▶ Supplied data:
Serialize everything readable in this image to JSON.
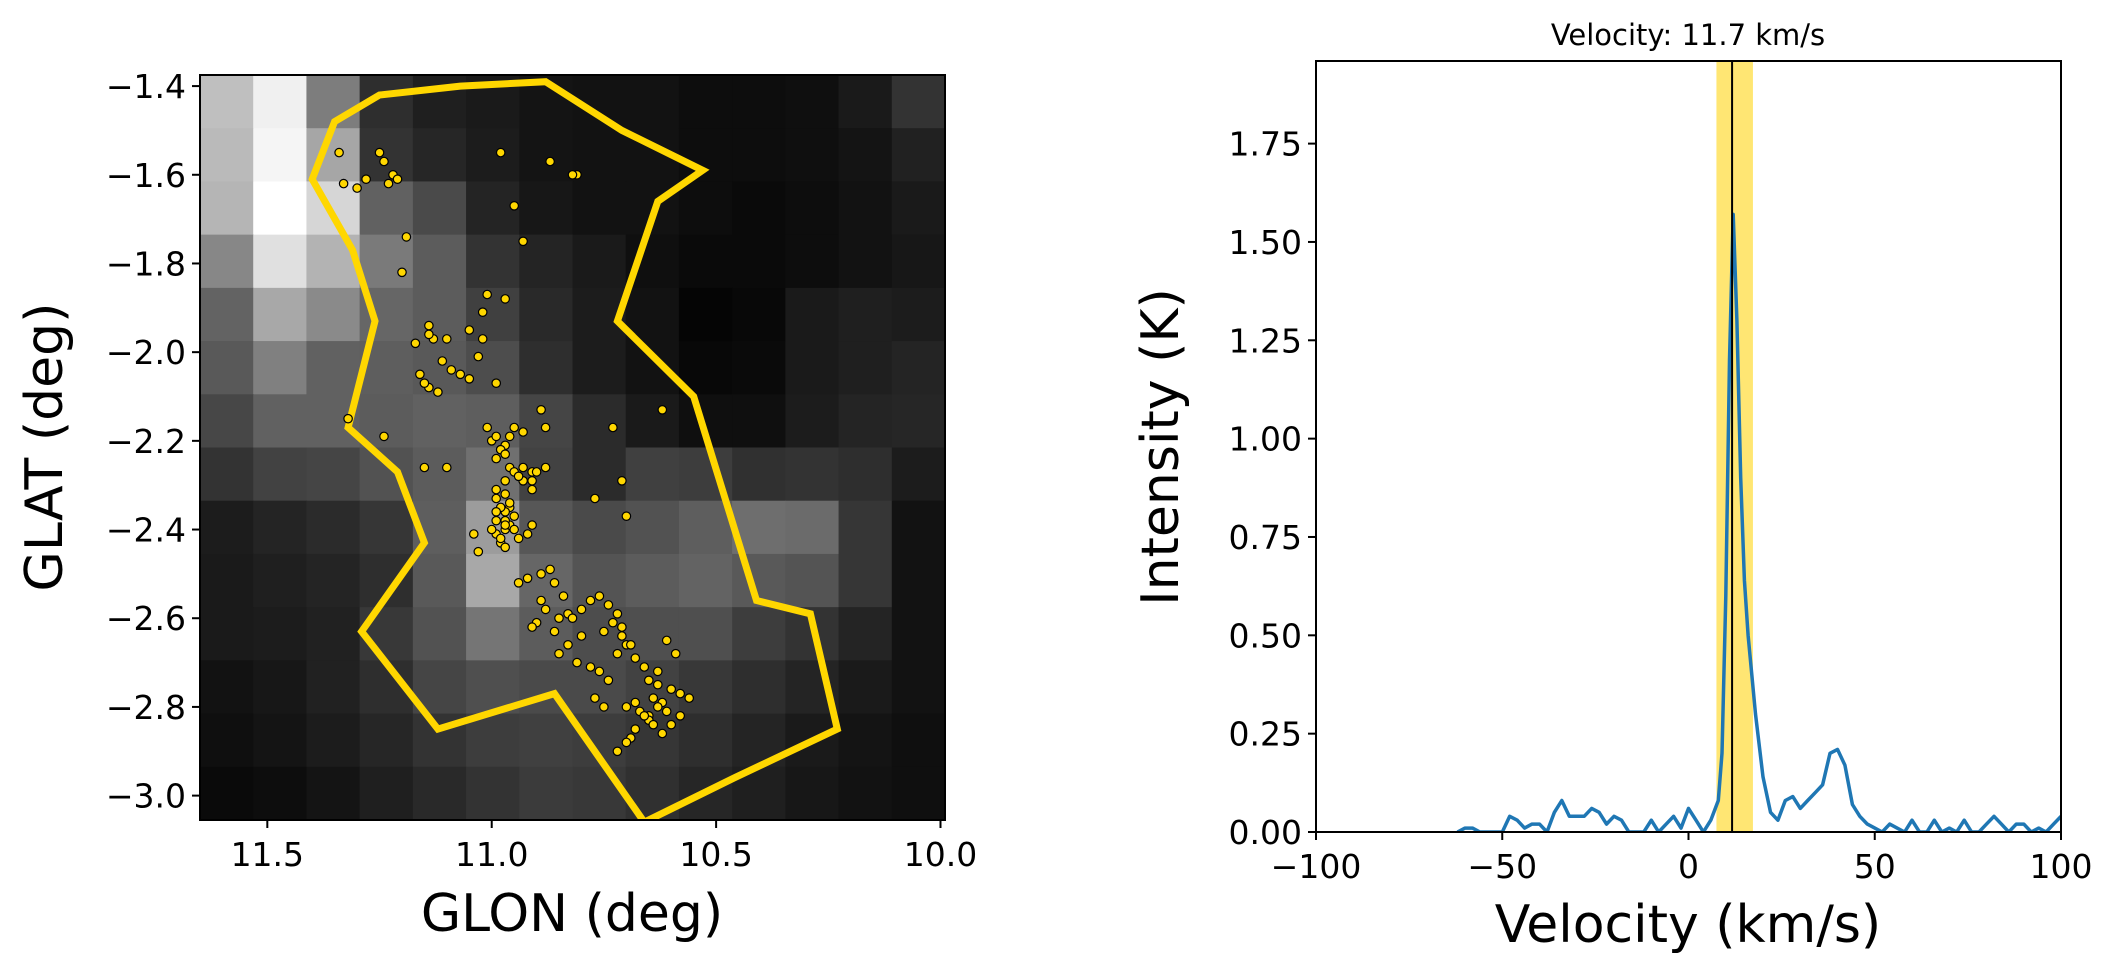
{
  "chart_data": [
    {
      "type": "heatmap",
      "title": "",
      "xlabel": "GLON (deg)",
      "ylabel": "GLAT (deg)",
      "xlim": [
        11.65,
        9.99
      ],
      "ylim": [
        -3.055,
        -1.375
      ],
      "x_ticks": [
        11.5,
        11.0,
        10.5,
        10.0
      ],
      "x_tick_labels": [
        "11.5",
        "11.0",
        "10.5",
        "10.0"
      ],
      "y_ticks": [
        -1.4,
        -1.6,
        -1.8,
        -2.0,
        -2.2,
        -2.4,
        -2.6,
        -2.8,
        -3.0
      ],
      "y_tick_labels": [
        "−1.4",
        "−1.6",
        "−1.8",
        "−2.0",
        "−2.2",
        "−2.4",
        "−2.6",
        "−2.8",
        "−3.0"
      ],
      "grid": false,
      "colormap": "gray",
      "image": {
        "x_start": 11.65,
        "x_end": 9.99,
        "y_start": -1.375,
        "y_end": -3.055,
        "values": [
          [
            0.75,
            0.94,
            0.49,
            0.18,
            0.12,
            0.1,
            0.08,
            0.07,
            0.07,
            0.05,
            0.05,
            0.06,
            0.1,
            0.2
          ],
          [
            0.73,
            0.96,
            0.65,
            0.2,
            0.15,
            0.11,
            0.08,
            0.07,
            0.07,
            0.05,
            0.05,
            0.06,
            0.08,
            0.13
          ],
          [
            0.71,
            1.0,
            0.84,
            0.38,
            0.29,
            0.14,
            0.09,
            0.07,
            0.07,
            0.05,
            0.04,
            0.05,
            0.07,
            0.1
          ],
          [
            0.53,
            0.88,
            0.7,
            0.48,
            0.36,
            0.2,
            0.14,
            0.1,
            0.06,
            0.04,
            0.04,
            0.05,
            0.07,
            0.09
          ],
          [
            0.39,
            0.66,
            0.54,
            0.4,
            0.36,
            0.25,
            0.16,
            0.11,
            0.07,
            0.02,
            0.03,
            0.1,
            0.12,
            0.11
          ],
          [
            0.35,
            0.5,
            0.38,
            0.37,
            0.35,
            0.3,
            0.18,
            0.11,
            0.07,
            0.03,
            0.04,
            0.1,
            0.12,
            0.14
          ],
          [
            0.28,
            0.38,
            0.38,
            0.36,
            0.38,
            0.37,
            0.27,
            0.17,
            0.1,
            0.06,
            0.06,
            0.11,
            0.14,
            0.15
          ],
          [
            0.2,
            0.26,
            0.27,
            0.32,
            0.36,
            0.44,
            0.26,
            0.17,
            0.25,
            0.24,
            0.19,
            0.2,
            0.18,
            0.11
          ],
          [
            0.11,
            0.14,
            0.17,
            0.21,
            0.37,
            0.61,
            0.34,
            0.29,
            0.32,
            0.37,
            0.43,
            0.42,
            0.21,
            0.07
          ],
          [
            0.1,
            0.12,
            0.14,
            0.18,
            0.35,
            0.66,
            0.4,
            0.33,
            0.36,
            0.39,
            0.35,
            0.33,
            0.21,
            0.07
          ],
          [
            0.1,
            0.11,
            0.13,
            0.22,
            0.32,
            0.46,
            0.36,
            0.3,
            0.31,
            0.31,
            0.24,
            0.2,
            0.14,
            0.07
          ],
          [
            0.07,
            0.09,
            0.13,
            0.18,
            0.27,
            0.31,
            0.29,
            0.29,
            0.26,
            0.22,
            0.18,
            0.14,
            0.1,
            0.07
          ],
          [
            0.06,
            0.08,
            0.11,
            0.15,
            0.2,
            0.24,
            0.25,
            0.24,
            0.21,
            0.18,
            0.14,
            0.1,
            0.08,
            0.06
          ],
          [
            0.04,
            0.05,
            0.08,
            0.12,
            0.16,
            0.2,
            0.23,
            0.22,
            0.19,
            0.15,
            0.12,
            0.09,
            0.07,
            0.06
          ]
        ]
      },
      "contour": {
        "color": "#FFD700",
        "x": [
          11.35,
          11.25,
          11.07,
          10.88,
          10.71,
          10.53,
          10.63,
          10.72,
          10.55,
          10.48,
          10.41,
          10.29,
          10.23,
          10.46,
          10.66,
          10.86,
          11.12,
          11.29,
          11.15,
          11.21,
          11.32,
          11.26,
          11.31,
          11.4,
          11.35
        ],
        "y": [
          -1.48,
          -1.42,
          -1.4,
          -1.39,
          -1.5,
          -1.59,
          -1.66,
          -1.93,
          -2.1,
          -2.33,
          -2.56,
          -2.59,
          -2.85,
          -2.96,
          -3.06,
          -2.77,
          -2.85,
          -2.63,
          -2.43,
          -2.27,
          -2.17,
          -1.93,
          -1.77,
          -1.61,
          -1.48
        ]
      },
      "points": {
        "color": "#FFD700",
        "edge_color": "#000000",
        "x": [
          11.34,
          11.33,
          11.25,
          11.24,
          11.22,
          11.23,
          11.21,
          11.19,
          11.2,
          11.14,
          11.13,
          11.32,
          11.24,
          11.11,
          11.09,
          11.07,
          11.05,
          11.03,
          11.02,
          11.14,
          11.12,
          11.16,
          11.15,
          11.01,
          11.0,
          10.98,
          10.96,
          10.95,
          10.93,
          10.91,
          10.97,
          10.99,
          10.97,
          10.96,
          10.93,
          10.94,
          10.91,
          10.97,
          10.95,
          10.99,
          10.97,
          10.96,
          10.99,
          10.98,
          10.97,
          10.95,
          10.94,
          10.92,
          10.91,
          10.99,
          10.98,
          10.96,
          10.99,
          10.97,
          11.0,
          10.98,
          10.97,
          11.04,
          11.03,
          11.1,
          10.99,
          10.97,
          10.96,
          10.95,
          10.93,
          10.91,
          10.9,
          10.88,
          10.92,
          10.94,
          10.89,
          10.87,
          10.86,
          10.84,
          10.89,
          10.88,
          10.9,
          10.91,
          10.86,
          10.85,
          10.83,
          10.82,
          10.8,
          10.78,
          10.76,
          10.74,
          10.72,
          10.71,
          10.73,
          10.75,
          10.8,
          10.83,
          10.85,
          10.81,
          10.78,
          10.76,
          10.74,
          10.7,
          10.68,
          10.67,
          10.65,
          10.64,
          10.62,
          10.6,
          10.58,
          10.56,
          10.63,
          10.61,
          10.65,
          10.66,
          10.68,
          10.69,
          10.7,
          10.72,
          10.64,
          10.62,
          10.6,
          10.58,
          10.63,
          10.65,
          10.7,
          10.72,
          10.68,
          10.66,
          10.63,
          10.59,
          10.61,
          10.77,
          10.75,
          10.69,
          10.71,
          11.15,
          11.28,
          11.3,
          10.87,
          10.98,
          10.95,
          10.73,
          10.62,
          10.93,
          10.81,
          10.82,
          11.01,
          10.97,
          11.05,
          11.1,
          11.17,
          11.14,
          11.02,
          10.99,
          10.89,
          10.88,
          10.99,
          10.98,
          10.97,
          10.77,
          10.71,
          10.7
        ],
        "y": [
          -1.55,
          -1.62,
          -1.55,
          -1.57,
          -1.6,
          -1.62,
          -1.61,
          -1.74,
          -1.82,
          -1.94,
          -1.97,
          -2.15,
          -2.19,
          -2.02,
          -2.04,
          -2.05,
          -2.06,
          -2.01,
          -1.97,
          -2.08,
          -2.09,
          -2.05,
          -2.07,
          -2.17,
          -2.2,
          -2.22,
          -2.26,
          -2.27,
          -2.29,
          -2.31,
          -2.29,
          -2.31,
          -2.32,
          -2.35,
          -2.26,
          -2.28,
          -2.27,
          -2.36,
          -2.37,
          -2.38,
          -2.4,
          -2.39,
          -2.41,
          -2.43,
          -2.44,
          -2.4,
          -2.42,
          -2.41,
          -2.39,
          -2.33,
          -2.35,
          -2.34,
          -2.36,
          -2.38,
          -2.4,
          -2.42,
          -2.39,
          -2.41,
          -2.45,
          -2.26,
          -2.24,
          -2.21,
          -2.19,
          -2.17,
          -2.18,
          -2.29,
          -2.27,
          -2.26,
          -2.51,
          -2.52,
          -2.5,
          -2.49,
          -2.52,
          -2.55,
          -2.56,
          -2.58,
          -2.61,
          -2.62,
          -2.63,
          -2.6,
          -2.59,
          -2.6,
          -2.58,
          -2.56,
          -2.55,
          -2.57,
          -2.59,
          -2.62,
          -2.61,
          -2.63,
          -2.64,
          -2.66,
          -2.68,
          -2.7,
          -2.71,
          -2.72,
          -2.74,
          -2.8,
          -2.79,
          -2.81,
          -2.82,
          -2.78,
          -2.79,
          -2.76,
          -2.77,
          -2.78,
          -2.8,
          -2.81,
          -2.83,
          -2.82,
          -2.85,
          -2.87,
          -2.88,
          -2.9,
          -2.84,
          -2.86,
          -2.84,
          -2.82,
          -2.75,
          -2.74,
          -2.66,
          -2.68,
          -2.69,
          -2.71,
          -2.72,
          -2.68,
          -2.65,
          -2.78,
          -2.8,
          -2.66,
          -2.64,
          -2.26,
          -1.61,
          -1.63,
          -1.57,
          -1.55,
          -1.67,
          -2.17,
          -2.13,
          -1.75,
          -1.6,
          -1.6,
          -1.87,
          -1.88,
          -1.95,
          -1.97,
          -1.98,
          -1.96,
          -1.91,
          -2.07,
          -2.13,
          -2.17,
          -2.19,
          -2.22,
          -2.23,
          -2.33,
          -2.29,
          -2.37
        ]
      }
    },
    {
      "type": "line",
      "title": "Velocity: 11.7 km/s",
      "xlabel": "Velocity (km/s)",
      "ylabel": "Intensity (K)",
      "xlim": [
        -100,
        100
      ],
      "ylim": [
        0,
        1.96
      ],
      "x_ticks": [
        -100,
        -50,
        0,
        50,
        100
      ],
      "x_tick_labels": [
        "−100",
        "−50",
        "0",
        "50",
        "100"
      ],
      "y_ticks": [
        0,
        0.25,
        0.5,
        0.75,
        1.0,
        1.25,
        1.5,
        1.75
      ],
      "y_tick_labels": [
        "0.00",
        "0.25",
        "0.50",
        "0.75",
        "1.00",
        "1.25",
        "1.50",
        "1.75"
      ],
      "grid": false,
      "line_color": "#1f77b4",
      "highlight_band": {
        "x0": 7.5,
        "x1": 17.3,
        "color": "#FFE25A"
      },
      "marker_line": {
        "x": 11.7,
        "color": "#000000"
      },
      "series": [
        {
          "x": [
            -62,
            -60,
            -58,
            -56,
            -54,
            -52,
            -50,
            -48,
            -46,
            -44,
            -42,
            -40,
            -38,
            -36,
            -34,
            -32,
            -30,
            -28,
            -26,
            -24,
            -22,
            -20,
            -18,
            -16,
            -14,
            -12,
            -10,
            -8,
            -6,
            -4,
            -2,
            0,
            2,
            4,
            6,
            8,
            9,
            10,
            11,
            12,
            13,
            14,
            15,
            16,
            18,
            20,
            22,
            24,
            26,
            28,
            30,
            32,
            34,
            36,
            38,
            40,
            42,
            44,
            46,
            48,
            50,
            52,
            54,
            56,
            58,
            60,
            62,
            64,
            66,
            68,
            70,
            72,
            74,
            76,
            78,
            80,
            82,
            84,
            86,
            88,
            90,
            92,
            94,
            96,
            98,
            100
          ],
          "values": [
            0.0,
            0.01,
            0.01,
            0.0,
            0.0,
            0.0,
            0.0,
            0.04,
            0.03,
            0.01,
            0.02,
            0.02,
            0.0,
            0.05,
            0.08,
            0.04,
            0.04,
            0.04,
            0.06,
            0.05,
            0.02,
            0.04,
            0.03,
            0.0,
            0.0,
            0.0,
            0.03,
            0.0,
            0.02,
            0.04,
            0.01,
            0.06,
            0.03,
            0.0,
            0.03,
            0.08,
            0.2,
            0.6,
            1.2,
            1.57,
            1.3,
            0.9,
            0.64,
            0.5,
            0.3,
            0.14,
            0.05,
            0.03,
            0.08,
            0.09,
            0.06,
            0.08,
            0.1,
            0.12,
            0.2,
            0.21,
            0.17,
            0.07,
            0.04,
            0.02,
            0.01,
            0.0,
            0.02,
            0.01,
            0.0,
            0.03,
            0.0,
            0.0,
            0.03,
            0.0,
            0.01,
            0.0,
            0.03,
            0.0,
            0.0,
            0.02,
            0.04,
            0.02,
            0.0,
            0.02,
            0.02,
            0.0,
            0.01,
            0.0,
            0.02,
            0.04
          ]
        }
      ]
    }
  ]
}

▶ Objective: Look over the records above and copy each line that includes the string "image".

▶ Result for this exercise:
Serialize everything readable in this image to JSON.
      "image": {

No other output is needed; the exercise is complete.